- **WHAT YOU WILL DO**
In the following material, identify every line holding the string "Visits" and return it.

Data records
========================================
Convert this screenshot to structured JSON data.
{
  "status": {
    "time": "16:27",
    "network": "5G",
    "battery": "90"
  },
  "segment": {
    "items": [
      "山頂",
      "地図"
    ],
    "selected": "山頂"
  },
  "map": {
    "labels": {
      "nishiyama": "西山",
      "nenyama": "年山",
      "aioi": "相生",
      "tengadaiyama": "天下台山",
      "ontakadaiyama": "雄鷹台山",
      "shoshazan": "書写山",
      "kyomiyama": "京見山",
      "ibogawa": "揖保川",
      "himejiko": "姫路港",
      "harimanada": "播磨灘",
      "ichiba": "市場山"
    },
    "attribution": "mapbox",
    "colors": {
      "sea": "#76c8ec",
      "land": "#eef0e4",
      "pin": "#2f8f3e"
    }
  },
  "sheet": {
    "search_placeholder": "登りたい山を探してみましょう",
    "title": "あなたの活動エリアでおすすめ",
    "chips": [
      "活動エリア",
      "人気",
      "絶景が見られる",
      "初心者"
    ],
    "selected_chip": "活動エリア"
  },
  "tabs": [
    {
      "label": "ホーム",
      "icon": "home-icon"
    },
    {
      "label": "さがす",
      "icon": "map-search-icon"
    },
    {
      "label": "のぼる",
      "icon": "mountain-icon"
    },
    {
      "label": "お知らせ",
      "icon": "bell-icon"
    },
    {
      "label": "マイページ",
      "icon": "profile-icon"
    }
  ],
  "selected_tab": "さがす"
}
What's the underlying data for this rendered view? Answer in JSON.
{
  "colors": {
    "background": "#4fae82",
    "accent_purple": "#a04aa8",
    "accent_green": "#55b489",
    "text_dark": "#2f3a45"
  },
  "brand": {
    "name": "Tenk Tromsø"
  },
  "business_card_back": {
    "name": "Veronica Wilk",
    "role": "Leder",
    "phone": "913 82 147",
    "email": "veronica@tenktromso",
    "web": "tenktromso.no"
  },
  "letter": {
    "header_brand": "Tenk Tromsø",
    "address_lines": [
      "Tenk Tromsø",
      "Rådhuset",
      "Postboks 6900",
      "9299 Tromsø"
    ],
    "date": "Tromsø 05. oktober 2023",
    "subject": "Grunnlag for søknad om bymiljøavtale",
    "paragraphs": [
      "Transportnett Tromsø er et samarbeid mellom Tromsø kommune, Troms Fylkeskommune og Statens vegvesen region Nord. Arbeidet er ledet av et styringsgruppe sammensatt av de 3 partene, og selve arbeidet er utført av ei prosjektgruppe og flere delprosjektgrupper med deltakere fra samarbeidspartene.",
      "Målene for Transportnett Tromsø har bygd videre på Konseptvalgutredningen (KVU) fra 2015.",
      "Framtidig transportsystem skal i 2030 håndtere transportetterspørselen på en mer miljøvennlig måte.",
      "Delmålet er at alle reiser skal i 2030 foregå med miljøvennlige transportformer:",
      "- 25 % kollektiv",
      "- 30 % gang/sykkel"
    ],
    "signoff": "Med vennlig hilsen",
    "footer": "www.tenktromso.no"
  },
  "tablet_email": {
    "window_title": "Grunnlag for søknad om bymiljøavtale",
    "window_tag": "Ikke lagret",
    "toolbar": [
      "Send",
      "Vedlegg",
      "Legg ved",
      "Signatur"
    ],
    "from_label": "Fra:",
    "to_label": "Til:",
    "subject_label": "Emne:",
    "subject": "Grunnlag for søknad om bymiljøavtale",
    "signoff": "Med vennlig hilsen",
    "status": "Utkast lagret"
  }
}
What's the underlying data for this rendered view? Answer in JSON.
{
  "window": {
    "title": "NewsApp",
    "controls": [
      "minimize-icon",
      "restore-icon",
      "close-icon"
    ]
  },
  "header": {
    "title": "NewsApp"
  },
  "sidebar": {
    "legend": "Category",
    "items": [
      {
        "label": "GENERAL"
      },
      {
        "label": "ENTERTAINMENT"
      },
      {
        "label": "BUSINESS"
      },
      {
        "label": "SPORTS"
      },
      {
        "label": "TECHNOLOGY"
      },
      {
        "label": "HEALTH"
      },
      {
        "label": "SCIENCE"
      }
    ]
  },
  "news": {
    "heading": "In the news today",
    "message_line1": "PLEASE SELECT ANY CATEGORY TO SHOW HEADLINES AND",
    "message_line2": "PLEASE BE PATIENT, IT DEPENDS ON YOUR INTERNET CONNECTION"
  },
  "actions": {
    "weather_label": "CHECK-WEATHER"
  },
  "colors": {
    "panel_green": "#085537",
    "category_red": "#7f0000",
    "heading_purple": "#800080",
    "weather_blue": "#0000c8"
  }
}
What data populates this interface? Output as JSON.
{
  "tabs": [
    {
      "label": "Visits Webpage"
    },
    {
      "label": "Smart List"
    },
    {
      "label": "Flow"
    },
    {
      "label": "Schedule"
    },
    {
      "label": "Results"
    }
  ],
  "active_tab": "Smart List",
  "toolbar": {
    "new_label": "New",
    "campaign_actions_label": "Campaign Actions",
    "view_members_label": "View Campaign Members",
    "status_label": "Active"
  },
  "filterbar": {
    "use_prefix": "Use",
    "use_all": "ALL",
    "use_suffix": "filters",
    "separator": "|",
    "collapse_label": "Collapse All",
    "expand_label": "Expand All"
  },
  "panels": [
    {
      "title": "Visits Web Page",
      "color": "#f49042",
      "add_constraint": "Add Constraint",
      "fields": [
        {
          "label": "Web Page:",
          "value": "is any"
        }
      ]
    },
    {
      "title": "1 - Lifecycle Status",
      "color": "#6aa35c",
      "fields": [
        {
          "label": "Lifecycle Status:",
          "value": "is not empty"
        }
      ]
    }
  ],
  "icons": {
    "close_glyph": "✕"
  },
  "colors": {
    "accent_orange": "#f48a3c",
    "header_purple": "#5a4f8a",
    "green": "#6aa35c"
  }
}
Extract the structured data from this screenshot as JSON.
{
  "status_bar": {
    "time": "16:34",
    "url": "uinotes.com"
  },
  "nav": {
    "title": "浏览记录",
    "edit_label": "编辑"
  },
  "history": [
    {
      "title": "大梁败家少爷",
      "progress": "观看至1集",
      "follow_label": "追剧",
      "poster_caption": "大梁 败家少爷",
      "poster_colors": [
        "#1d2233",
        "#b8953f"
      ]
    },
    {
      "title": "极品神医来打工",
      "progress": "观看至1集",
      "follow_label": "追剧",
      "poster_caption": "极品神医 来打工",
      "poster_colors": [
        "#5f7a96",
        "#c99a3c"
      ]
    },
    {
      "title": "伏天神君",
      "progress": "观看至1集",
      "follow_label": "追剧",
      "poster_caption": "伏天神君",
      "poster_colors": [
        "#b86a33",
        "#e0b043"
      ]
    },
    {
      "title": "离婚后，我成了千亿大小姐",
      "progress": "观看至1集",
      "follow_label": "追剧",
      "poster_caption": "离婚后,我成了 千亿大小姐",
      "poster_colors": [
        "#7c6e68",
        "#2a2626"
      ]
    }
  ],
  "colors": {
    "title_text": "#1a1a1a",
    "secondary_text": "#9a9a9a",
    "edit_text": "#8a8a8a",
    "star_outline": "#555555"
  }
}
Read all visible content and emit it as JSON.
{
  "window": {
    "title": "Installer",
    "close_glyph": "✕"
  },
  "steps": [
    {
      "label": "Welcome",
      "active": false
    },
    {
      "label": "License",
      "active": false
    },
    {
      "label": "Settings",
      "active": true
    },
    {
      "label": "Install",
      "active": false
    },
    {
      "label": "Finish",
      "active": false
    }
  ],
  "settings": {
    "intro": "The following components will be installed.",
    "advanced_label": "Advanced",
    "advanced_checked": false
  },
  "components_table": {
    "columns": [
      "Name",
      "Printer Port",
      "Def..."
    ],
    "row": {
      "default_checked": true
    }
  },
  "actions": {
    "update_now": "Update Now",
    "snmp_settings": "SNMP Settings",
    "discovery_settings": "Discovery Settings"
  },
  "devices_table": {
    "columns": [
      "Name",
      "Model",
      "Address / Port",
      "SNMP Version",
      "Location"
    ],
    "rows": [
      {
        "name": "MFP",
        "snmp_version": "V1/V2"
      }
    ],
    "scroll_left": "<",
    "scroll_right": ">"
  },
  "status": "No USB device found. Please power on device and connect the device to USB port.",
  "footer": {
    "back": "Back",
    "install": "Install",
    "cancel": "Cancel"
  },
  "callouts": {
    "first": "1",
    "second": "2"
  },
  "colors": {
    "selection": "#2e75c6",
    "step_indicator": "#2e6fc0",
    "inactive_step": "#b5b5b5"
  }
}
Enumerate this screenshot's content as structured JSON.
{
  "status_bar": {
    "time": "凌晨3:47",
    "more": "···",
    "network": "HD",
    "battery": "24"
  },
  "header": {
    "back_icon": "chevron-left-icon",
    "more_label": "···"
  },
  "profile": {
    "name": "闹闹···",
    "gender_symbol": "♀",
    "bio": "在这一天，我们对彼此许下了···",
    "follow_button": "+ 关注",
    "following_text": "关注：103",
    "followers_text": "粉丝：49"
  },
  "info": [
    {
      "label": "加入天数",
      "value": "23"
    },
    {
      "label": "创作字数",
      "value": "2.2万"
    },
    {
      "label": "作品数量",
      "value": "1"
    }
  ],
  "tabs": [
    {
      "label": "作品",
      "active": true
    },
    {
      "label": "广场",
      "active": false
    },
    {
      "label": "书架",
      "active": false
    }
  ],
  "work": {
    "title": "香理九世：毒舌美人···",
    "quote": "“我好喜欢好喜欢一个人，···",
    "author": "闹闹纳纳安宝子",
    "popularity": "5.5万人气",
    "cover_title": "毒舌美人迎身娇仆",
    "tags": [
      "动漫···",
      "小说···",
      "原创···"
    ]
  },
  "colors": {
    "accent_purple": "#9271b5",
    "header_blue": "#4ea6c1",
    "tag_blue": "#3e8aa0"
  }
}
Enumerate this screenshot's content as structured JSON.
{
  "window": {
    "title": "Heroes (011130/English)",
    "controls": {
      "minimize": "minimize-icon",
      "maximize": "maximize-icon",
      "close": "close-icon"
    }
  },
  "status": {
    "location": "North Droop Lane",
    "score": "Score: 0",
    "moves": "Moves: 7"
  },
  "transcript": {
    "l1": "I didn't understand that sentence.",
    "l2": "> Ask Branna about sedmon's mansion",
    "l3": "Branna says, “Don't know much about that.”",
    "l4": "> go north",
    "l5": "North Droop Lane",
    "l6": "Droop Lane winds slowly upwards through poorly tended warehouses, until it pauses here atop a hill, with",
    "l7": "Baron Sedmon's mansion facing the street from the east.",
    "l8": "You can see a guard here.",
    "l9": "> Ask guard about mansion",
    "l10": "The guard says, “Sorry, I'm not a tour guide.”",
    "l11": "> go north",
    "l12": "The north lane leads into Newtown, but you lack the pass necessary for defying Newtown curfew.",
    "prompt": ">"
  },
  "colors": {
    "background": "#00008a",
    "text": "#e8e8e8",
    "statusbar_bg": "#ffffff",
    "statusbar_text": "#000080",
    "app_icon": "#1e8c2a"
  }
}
========================================
- **RESPONSE FOR THIS EXERCISE**
      "label": "Visits Webpage"
      "title": "Visits Web Page",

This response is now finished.